→ Short task
Arrange the listing, from its first line through the line containing "667, 72, 677]" inclusive, as a Markdown table with the columns Row and Entry. Number each line and leave out any blank lines.

⁂

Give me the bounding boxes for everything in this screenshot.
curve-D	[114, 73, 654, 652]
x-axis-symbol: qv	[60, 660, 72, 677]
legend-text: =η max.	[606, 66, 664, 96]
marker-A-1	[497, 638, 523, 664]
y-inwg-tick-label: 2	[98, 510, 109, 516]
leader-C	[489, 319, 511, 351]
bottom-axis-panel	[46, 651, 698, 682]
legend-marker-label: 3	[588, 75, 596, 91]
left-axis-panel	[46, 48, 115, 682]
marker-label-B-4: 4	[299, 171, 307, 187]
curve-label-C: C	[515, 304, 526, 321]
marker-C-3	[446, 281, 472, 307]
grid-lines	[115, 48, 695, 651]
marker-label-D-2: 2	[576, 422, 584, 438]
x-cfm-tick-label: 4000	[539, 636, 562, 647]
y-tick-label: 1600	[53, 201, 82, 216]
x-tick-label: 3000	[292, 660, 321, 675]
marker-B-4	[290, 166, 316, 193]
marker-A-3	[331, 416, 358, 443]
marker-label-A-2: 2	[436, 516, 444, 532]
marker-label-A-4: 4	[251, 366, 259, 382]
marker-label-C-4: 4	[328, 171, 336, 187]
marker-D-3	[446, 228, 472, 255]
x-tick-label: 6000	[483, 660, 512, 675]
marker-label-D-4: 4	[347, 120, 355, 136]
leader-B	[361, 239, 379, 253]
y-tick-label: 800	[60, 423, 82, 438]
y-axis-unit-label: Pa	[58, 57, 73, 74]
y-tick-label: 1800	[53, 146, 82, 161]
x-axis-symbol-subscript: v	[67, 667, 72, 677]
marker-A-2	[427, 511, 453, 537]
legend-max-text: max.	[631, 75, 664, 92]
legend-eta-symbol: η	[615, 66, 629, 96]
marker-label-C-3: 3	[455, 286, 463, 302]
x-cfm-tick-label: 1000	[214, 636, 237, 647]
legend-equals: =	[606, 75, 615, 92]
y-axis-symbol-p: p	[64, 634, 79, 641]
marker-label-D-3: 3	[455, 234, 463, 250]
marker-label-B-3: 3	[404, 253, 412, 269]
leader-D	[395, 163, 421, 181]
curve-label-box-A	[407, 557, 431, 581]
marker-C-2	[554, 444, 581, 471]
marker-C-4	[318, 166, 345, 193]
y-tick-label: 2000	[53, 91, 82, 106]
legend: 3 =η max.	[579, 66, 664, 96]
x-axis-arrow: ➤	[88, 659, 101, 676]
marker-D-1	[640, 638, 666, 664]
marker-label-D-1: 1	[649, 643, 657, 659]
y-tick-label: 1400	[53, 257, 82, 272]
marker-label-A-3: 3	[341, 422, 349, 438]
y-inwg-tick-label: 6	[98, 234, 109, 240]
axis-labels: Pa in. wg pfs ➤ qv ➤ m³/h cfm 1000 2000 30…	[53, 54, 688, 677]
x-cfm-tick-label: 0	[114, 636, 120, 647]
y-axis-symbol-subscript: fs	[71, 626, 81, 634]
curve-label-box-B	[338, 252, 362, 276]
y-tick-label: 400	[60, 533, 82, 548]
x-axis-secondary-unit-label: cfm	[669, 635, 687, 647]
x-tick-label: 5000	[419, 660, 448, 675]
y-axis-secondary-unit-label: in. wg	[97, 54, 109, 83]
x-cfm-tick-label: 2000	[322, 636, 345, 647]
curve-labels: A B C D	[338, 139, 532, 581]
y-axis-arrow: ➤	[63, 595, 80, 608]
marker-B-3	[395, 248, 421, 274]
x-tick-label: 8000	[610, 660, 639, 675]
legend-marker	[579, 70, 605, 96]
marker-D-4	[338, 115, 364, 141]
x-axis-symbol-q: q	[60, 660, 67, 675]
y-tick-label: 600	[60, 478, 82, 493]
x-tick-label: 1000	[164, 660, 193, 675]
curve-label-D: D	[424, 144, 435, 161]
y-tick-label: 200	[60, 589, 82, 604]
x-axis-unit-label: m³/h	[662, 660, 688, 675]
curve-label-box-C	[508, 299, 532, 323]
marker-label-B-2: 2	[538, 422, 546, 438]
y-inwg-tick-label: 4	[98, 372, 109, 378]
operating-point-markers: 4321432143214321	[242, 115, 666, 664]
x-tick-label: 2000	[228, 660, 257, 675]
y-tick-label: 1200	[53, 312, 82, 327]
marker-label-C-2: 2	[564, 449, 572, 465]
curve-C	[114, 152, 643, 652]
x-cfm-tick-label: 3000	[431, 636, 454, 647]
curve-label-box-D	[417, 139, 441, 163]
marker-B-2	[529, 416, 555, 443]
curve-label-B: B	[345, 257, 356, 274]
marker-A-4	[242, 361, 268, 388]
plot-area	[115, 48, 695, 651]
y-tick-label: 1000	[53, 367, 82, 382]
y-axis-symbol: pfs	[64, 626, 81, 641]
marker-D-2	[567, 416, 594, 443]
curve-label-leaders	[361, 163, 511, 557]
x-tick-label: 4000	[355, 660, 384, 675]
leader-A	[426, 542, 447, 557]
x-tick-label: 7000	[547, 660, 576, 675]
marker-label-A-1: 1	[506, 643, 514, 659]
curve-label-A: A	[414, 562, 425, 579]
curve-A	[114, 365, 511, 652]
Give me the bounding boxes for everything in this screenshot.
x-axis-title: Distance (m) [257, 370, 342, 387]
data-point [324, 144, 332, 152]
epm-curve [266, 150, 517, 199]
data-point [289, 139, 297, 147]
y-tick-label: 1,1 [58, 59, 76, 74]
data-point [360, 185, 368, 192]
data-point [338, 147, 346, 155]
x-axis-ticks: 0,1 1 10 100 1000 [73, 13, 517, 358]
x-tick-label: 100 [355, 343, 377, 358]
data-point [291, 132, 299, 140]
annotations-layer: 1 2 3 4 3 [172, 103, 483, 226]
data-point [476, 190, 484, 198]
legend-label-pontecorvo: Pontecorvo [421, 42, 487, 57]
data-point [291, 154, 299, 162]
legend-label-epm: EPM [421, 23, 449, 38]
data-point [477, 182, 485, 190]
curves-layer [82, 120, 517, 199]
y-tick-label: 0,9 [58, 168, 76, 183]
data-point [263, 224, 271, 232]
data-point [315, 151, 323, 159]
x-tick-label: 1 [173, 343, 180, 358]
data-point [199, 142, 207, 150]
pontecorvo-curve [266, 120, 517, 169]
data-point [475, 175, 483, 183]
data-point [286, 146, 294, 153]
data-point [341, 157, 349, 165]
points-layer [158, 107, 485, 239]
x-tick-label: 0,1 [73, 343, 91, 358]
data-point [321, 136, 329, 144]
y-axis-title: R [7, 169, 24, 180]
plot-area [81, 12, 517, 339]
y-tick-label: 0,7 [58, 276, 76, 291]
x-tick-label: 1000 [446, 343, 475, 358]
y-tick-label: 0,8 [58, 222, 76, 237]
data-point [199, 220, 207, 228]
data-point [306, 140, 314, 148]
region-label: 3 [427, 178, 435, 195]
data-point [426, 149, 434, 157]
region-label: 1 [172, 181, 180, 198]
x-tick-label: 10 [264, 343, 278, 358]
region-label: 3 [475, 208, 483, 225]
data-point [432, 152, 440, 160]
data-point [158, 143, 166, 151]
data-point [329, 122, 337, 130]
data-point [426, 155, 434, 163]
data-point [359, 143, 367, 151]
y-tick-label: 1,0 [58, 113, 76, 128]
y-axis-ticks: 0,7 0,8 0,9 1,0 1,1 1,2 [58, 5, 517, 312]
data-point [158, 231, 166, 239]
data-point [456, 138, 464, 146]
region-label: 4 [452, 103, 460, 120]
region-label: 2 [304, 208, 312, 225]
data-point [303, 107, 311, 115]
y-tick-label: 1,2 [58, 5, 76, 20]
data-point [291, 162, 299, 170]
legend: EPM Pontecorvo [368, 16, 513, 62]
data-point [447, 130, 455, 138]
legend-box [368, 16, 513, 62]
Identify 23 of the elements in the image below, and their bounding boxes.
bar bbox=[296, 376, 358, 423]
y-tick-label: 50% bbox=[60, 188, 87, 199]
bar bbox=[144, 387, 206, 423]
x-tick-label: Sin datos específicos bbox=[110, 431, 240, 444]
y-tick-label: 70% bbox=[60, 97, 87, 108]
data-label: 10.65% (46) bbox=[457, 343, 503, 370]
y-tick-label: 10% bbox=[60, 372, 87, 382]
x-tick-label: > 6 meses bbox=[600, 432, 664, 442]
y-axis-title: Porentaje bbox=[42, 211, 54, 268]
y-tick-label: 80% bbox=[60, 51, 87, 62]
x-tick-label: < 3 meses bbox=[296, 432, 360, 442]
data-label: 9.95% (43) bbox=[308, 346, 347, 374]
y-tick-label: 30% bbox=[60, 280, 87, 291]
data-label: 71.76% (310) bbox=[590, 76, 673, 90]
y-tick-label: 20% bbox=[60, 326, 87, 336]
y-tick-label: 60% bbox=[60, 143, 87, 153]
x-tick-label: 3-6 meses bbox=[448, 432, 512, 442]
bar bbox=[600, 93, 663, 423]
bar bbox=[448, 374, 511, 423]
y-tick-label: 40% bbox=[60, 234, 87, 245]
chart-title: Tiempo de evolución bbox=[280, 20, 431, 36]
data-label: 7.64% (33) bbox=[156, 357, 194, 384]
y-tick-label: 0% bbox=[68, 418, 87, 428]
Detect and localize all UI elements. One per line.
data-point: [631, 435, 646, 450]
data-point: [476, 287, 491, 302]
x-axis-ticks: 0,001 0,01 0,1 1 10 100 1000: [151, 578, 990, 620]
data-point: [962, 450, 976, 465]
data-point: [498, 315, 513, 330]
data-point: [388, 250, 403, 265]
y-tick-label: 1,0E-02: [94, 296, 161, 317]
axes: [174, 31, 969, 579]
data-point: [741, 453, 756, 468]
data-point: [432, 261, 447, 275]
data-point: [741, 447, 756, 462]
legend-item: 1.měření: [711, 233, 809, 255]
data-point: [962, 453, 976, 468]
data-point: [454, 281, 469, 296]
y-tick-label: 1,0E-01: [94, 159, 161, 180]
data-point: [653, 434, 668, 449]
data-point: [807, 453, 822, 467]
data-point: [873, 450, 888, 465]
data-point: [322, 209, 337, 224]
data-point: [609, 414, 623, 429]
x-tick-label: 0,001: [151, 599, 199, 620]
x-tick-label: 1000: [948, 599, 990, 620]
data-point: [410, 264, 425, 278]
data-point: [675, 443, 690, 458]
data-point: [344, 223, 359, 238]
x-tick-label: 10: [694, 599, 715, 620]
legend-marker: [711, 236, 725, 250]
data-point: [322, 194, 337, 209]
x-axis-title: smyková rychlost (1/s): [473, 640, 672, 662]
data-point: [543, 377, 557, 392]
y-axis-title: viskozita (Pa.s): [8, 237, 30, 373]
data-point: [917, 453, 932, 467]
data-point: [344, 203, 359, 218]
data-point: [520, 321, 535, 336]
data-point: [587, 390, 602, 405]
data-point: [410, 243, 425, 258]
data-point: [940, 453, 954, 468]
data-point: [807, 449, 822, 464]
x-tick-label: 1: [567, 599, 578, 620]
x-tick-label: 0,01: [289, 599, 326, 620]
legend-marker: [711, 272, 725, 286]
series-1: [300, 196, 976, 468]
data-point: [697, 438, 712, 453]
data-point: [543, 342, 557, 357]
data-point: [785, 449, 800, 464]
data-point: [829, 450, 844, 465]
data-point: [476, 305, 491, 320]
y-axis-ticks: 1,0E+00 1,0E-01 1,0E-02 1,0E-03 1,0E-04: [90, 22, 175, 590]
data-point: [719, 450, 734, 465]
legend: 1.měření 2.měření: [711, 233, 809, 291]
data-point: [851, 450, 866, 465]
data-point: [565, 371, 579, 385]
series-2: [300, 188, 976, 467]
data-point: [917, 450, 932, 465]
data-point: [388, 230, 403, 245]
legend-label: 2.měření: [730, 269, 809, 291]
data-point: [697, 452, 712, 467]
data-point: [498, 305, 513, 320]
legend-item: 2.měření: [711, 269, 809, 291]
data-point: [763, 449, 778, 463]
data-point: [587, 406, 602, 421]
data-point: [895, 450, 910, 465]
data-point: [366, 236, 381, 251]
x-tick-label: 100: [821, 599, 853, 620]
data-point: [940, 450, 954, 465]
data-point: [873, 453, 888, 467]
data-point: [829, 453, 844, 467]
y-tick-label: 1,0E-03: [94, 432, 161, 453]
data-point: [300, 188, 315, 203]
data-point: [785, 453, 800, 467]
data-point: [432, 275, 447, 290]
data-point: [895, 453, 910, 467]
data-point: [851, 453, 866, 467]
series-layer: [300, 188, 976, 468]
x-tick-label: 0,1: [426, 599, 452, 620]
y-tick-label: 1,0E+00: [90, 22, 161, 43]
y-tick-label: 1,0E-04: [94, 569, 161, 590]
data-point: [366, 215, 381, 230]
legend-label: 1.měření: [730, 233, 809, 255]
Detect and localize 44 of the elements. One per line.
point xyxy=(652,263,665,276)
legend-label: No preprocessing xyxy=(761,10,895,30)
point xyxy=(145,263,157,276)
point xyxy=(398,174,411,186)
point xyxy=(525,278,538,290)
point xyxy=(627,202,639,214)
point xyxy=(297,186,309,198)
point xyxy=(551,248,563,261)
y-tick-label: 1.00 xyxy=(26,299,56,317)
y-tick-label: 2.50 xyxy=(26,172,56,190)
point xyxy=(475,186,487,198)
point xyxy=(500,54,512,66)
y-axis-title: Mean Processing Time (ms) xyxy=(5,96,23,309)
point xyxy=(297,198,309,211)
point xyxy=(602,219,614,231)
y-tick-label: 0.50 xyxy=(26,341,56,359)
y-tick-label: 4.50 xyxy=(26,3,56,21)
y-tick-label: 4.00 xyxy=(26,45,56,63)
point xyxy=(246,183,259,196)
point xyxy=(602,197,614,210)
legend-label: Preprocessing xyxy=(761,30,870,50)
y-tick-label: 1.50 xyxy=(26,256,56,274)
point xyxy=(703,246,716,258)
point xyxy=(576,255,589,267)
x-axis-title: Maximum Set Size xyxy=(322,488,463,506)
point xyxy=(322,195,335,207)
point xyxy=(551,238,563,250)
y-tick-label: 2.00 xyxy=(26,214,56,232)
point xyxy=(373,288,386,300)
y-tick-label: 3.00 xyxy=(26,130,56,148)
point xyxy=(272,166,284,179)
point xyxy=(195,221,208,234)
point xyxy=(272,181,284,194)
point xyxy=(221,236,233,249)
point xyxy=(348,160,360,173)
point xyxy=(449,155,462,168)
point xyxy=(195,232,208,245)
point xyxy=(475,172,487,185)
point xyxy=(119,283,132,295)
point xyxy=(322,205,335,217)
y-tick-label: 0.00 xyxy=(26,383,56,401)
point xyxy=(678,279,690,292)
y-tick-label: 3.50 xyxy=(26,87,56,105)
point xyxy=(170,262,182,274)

⁂

→ Written response
| Row | Entry |
|---|---|
| 1 | Give me the bounding boxes for everything in this screenshot. |
| 2 | curve-D	[114, 73, 654, 652] |
| 3 | x-axis-symbol: qv	[60, 660, 72, 677] |
| 4 | legend-text: =η max.	[606, 66, 664, 96] |
| 5 | marker-A-1	[497, 638, 523, 664] |
| 6 | y-inwg-tick-label: 2	[98, 510, 109, 516] |
| 7 | leader-C	[489, 319, 511, 351] |
| 8 | bottom-axis-panel	[46, 651, 698, 682] |
| 9 | legend-marker-label: 3	[588, 75, 596, 91] |
| 10 | left-axis-panel	[46, 48, 115, 682] |
| 11 | marker-label-B-4: 4	[299, 171, 307, 187] |
| 12 | curve-label-C: C	[515, 304, 526, 321] |
| 13 | marker-C-3	[446, 281, 472, 307] |
| 14 | grid-lines	[115, 48, 695, 651] |
| 15 | marker-label-D-2: 2	[576, 422, 584, 438] |
| 16 | x-cfm-tick-label: 4000	[539, 636, 562, 647] |
| 17 | y-tick-label: 1600	[53, 201, 82, 216] |
| 18 | x-tick-label: 3000	[292, 660, 321, 675] |
| 19 | marker-B-4	[290, 166, 316, 193] |
| 20 | marker-A-3	[331, 416, 358, 443] |
| 21 | marker-label-A-2: 2	[436, 516, 444, 532] |
| 22 | marker-label-A-4: 4	[251, 366, 259, 382] |
| 23 | marker-label-C-4: 4	[328, 171, 336, 187] |
| 24 | marker-D-3	[446, 228, 472, 255] |
| 25 | x-tick-label: 6000	[483, 660, 512, 675] |
| 26 | marker-label-D-4: 4	[347, 120, 355, 136] |
| 27 | leader-B	[361, 239, 379, 253] |
| 28 | y-tick-label: 800	[60, 423, 82, 438] |
| 29 | y-axis-unit-label: Pa	[58, 57, 73, 74] |
| 30 | y-tick-label: 1800	[53, 146, 82, 161] |
| 31 | x-axis-symbol-subscript: v	[67, 667, 72, 677] |